- **REQUIRED TASK**
Leave out the images and repeat the listing below without a single change.

- **Items listed in a dataset**
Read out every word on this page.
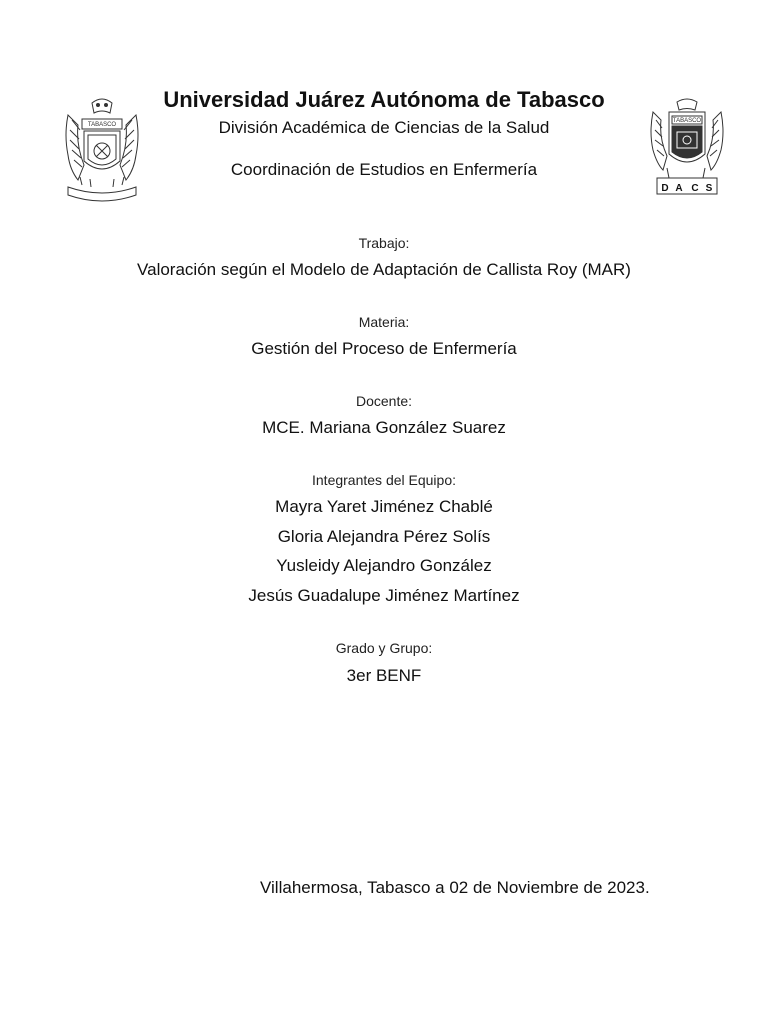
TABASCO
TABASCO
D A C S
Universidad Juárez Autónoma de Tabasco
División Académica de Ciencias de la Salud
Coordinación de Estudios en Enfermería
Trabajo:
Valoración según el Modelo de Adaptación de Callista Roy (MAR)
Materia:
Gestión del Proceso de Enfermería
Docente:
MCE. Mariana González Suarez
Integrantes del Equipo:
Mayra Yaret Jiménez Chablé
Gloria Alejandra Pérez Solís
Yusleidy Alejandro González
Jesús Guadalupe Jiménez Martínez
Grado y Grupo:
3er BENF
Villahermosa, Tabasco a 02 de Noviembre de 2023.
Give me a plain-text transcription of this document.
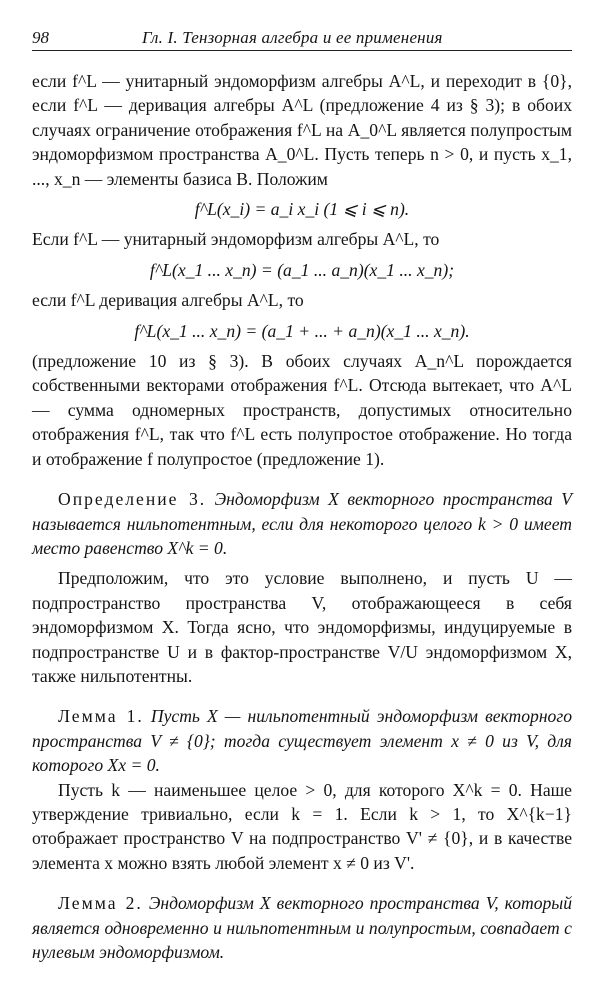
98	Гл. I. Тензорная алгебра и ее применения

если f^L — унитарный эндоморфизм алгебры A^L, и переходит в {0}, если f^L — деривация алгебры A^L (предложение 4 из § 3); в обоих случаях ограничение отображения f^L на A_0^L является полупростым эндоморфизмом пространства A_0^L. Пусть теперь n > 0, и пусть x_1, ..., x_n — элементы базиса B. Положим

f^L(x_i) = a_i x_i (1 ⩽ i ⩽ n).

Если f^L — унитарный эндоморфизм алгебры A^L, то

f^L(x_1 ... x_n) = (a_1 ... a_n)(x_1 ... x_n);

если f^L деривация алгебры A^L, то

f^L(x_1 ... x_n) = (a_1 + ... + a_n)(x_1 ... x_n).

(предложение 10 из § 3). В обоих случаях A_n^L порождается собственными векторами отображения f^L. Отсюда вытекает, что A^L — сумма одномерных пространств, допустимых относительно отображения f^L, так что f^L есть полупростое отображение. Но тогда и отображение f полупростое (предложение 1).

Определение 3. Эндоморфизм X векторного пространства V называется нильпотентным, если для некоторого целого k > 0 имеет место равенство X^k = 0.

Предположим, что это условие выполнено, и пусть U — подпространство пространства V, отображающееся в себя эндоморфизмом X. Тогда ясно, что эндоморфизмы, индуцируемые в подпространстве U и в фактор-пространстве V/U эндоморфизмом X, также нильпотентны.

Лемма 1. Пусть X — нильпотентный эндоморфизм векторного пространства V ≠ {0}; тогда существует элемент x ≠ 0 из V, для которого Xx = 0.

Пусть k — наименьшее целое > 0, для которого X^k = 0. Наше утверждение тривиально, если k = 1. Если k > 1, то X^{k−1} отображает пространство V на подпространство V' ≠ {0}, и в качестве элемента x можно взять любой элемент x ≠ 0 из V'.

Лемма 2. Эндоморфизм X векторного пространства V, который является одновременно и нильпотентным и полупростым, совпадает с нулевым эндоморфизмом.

- **RESPONSE TO THE TASK**
Read out every word on this page.
TABASCO
TABASCO
D A C S
Universidad Juárez Autónoma de Tabasco
División Académica de Ciencias de la Salud
Coordinación de Estudios en Enfermería
Trabajo:
Valoración según el Modelo de Adaptación de Callista Roy (MAR)
Materia:
Gestión del Proceso de Enfermería
Docente:
MCE. Mariana González Suarez
Integrantes del Equipo:
Mayra Yaret Jiménez Chablé
Gloria Alejandra Pérez Solís
Yusleidy Alejandro González
Jesús Guadalupe Jiménez Martínez
Grado y Grupo:
3er BENF
Villahermosa, Tabasco a 02 de Noviembre de 2023.
Give me a plain-text transcription of this document.
98	Гл. I. Тензорная алгебра и ее применения

если f^L — унитарный эндоморфизм алгебры A^L, и переходит в {0}, если f^L — деривация алгебры A^L (предложение 4 из § 3); в обоих случаях ограничение отображения f^L на A_0^L является полупростым эндоморфизмом пространства A_0^L. Пусть теперь n > 0, и пусть x_1, ..., x_n — элементы базиса B. Положим

f^L(x_i) = a_i x_i (1 ⩽ i ⩽ n).

Если f^L — унитарный эндоморфизм алгебры A^L, то

f^L(x_1 ... x_n) = (a_1 ... a_n)(x_1 ... x_n);

если f^L деривация алгебры A^L, то

f^L(x_1 ... x_n) = (a_1 + ... + a_n)(x_1 ... x_n).

(предложение 10 из § 3). В обоих случаях A_n^L порождается собственными векторами отображения f^L. Отсюда вытекает, что A^L — сумма одномерных пространств, допустимых относительно отображения f^L, так что f^L есть полупростое отображение. Но тогда и отображение f полупростое (предложение 1).

Определение 3. Эндоморфизм X векторного пространства V называется нильпотентным, если для некоторого целого k > 0 имеет место равенство X^k = 0.

Предположим, что это условие выполнено, и пусть U — подпространство пространства V, отображающееся в себя эндоморфизмом X. Тогда ясно, что эндоморфизмы, индуцируемые в подпространстве U и в фактор-пространстве V/U эндоморфизмом X, также нильпотентны.

Лемма 1. Пусть X — нильпотентный эндоморфизм векторного пространства V ≠ {0}; тогда существует элемент x ≠ 0 из V, для которого Xx = 0.

Пусть k — наименьшее целое > 0, для которого X^k = 0. Наше утверждение тривиально, если k = 1. Если k > 1, то X^{k−1} отображает пространство V на подпространство V' ≠ {0}, и в качестве элемента x можно взять любой элемент x ≠ 0 из V'.

Лемма 2. Эндоморфизм X векторного пространства V, который является одновременно и нильпотентным и полупростым, совпадает с нулевым эндоморфизмом.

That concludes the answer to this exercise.